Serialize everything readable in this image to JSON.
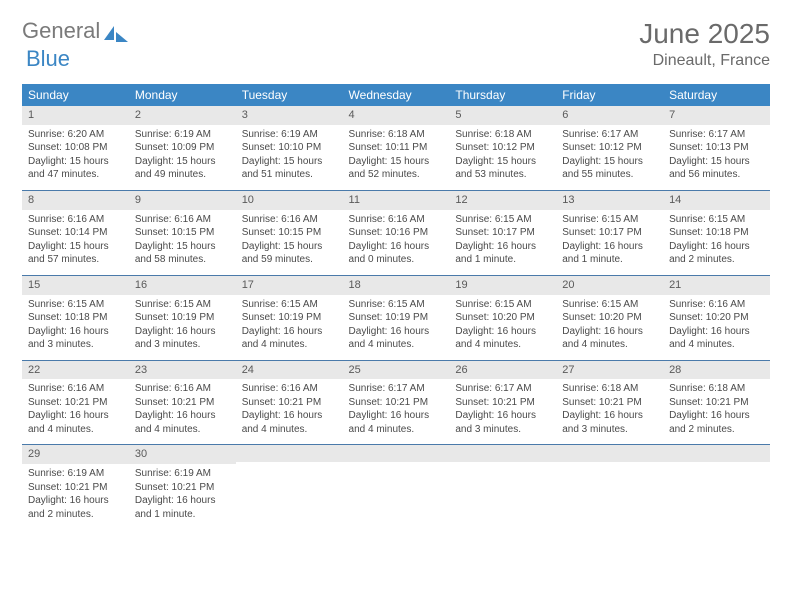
{
  "logo": {
    "text1": "General",
    "text2": "Blue"
  },
  "title": "June 2025",
  "location": "Dineault, France",
  "colors": {
    "header_bg": "#3b86c4",
    "header_text": "#ffffff",
    "daynum_bg": "#e8e8e8",
    "border": "#4a7aaa",
    "text": "#4a4a4a",
    "title_text": "#6a6a6a"
  },
  "weekdays": [
    "Sunday",
    "Monday",
    "Tuesday",
    "Wednesday",
    "Thursday",
    "Friday",
    "Saturday"
  ],
  "weeks": [
    [
      {
        "n": "1",
        "sr": "6:20 AM",
        "ss": "10:08 PM",
        "dl": "15 hours and 47 minutes."
      },
      {
        "n": "2",
        "sr": "6:19 AM",
        "ss": "10:09 PM",
        "dl": "15 hours and 49 minutes."
      },
      {
        "n": "3",
        "sr": "6:19 AM",
        "ss": "10:10 PM",
        "dl": "15 hours and 51 minutes."
      },
      {
        "n": "4",
        "sr": "6:18 AM",
        "ss": "10:11 PM",
        "dl": "15 hours and 52 minutes."
      },
      {
        "n": "5",
        "sr": "6:18 AM",
        "ss": "10:12 PM",
        "dl": "15 hours and 53 minutes."
      },
      {
        "n": "6",
        "sr": "6:17 AM",
        "ss": "10:12 PM",
        "dl": "15 hours and 55 minutes."
      },
      {
        "n": "7",
        "sr": "6:17 AM",
        "ss": "10:13 PM",
        "dl": "15 hours and 56 minutes."
      }
    ],
    [
      {
        "n": "8",
        "sr": "6:16 AM",
        "ss": "10:14 PM",
        "dl": "15 hours and 57 minutes."
      },
      {
        "n": "9",
        "sr": "6:16 AM",
        "ss": "10:15 PM",
        "dl": "15 hours and 58 minutes."
      },
      {
        "n": "10",
        "sr": "6:16 AM",
        "ss": "10:15 PM",
        "dl": "15 hours and 59 minutes."
      },
      {
        "n": "11",
        "sr": "6:16 AM",
        "ss": "10:16 PM",
        "dl": "16 hours and 0 minutes."
      },
      {
        "n": "12",
        "sr": "6:15 AM",
        "ss": "10:17 PM",
        "dl": "16 hours and 1 minute."
      },
      {
        "n": "13",
        "sr": "6:15 AM",
        "ss": "10:17 PM",
        "dl": "16 hours and 1 minute."
      },
      {
        "n": "14",
        "sr": "6:15 AM",
        "ss": "10:18 PM",
        "dl": "16 hours and 2 minutes."
      }
    ],
    [
      {
        "n": "15",
        "sr": "6:15 AM",
        "ss": "10:18 PM",
        "dl": "16 hours and 3 minutes."
      },
      {
        "n": "16",
        "sr": "6:15 AM",
        "ss": "10:19 PM",
        "dl": "16 hours and 3 minutes."
      },
      {
        "n": "17",
        "sr": "6:15 AM",
        "ss": "10:19 PM",
        "dl": "16 hours and 4 minutes."
      },
      {
        "n": "18",
        "sr": "6:15 AM",
        "ss": "10:19 PM",
        "dl": "16 hours and 4 minutes."
      },
      {
        "n": "19",
        "sr": "6:15 AM",
        "ss": "10:20 PM",
        "dl": "16 hours and 4 minutes."
      },
      {
        "n": "20",
        "sr": "6:15 AM",
        "ss": "10:20 PM",
        "dl": "16 hours and 4 minutes."
      },
      {
        "n": "21",
        "sr": "6:16 AM",
        "ss": "10:20 PM",
        "dl": "16 hours and 4 minutes."
      }
    ],
    [
      {
        "n": "22",
        "sr": "6:16 AM",
        "ss": "10:21 PM",
        "dl": "16 hours and 4 minutes."
      },
      {
        "n": "23",
        "sr": "6:16 AM",
        "ss": "10:21 PM",
        "dl": "16 hours and 4 minutes."
      },
      {
        "n": "24",
        "sr": "6:16 AM",
        "ss": "10:21 PM",
        "dl": "16 hours and 4 minutes."
      },
      {
        "n": "25",
        "sr": "6:17 AM",
        "ss": "10:21 PM",
        "dl": "16 hours and 4 minutes."
      },
      {
        "n": "26",
        "sr": "6:17 AM",
        "ss": "10:21 PM",
        "dl": "16 hours and 3 minutes."
      },
      {
        "n": "27",
        "sr": "6:18 AM",
        "ss": "10:21 PM",
        "dl": "16 hours and 3 minutes."
      },
      {
        "n": "28",
        "sr": "6:18 AM",
        "ss": "10:21 PM",
        "dl": "16 hours and 2 minutes."
      }
    ],
    [
      {
        "n": "29",
        "sr": "6:19 AM",
        "ss": "10:21 PM",
        "dl": "16 hours and 2 minutes."
      },
      {
        "n": "30",
        "sr": "6:19 AM",
        "ss": "10:21 PM",
        "dl": "16 hours and 1 minute."
      },
      null,
      null,
      null,
      null,
      null
    ]
  ],
  "labels": {
    "sunrise": "Sunrise:",
    "sunset": "Sunset:",
    "daylight": "Daylight:"
  }
}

──────────

Set task:
Reproduce the material above verbatim; omit every picture.

Solution for this problem:
Serialize everything readable in this image to JSON.
{
  "logo": {
    "text1": "General",
    "text2": "Blue"
  },
  "title": "June 2025",
  "location": "Dineault, France",
  "colors": {
    "header_bg": "#3b86c4",
    "header_text": "#ffffff",
    "daynum_bg": "#e8e8e8",
    "border": "#4a7aaa",
    "text": "#4a4a4a",
    "title_text": "#6a6a6a"
  },
  "weekdays": [
    "Sunday",
    "Monday",
    "Tuesday",
    "Wednesday",
    "Thursday",
    "Friday",
    "Saturday"
  ],
  "weeks": [
    [
      {
        "n": "1",
        "sr": "6:20 AM",
        "ss": "10:08 PM",
        "dl": "15 hours and 47 minutes."
      },
      {
        "n": "2",
        "sr": "6:19 AM",
        "ss": "10:09 PM",
        "dl": "15 hours and 49 minutes."
      },
      {
        "n": "3",
        "sr": "6:19 AM",
        "ss": "10:10 PM",
        "dl": "15 hours and 51 minutes."
      },
      {
        "n": "4",
        "sr": "6:18 AM",
        "ss": "10:11 PM",
        "dl": "15 hours and 52 minutes."
      },
      {
        "n": "5",
        "sr": "6:18 AM",
        "ss": "10:12 PM",
        "dl": "15 hours and 53 minutes."
      },
      {
        "n": "6",
        "sr": "6:17 AM",
        "ss": "10:12 PM",
        "dl": "15 hours and 55 minutes."
      },
      {
        "n": "7",
        "sr": "6:17 AM",
        "ss": "10:13 PM",
        "dl": "15 hours and 56 minutes."
      }
    ],
    [
      {
        "n": "8",
        "sr": "6:16 AM",
        "ss": "10:14 PM",
        "dl": "15 hours and 57 minutes."
      },
      {
        "n": "9",
        "sr": "6:16 AM",
        "ss": "10:15 PM",
        "dl": "15 hours and 58 minutes."
      },
      {
        "n": "10",
        "sr": "6:16 AM",
        "ss": "10:15 PM",
        "dl": "15 hours and 59 minutes."
      },
      {
        "n": "11",
        "sr": "6:16 AM",
        "ss": "10:16 PM",
        "dl": "16 hours and 0 minutes."
      },
      {
        "n": "12",
        "sr": "6:15 AM",
        "ss": "10:17 PM",
        "dl": "16 hours and 1 minute."
      },
      {
        "n": "13",
        "sr": "6:15 AM",
        "ss": "10:17 PM",
        "dl": "16 hours and 1 minute."
      },
      {
        "n": "14",
        "sr": "6:15 AM",
        "ss": "10:18 PM",
        "dl": "16 hours and 2 minutes."
      }
    ],
    [
      {
        "n": "15",
        "sr": "6:15 AM",
        "ss": "10:18 PM",
        "dl": "16 hours and 3 minutes."
      },
      {
        "n": "16",
        "sr": "6:15 AM",
        "ss": "10:19 PM",
        "dl": "16 hours and 3 minutes."
      },
      {
        "n": "17",
        "sr": "6:15 AM",
        "ss": "10:19 PM",
        "dl": "16 hours and 4 minutes."
      },
      {
        "n": "18",
        "sr": "6:15 AM",
        "ss": "10:19 PM",
        "dl": "16 hours and 4 minutes."
      },
      {
        "n": "19",
        "sr": "6:15 AM",
        "ss": "10:20 PM",
        "dl": "16 hours and 4 minutes."
      },
      {
        "n": "20",
        "sr": "6:15 AM",
        "ss": "10:20 PM",
        "dl": "16 hours and 4 minutes."
      },
      {
        "n": "21",
        "sr": "6:16 AM",
        "ss": "10:20 PM",
        "dl": "16 hours and 4 minutes."
      }
    ],
    [
      {
        "n": "22",
        "sr": "6:16 AM",
        "ss": "10:21 PM",
        "dl": "16 hours and 4 minutes."
      },
      {
        "n": "23",
        "sr": "6:16 AM",
        "ss": "10:21 PM",
        "dl": "16 hours and 4 minutes."
      },
      {
        "n": "24",
        "sr": "6:16 AM",
        "ss": "10:21 PM",
        "dl": "16 hours and 4 minutes."
      },
      {
        "n": "25",
        "sr": "6:17 AM",
        "ss": "10:21 PM",
        "dl": "16 hours and 4 minutes."
      },
      {
        "n": "26",
        "sr": "6:17 AM",
        "ss": "10:21 PM",
        "dl": "16 hours and 3 minutes."
      },
      {
        "n": "27",
        "sr": "6:18 AM",
        "ss": "10:21 PM",
        "dl": "16 hours and 3 minutes."
      },
      {
        "n": "28",
        "sr": "6:18 AM",
        "ss": "10:21 PM",
        "dl": "16 hours and 2 minutes."
      }
    ],
    [
      {
        "n": "29",
        "sr": "6:19 AM",
        "ss": "10:21 PM",
        "dl": "16 hours and 2 minutes."
      },
      {
        "n": "30",
        "sr": "6:19 AM",
        "ss": "10:21 PM",
        "dl": "16 hours and 1 minute."
      },
      null,
      null,
      null,
      null,
      null
    ]
  ],
  "labels": {
    "sunrise": "Sunrise:",
    "sunset": "Sunset:",
    "daylight": "Daylight:"
  }
}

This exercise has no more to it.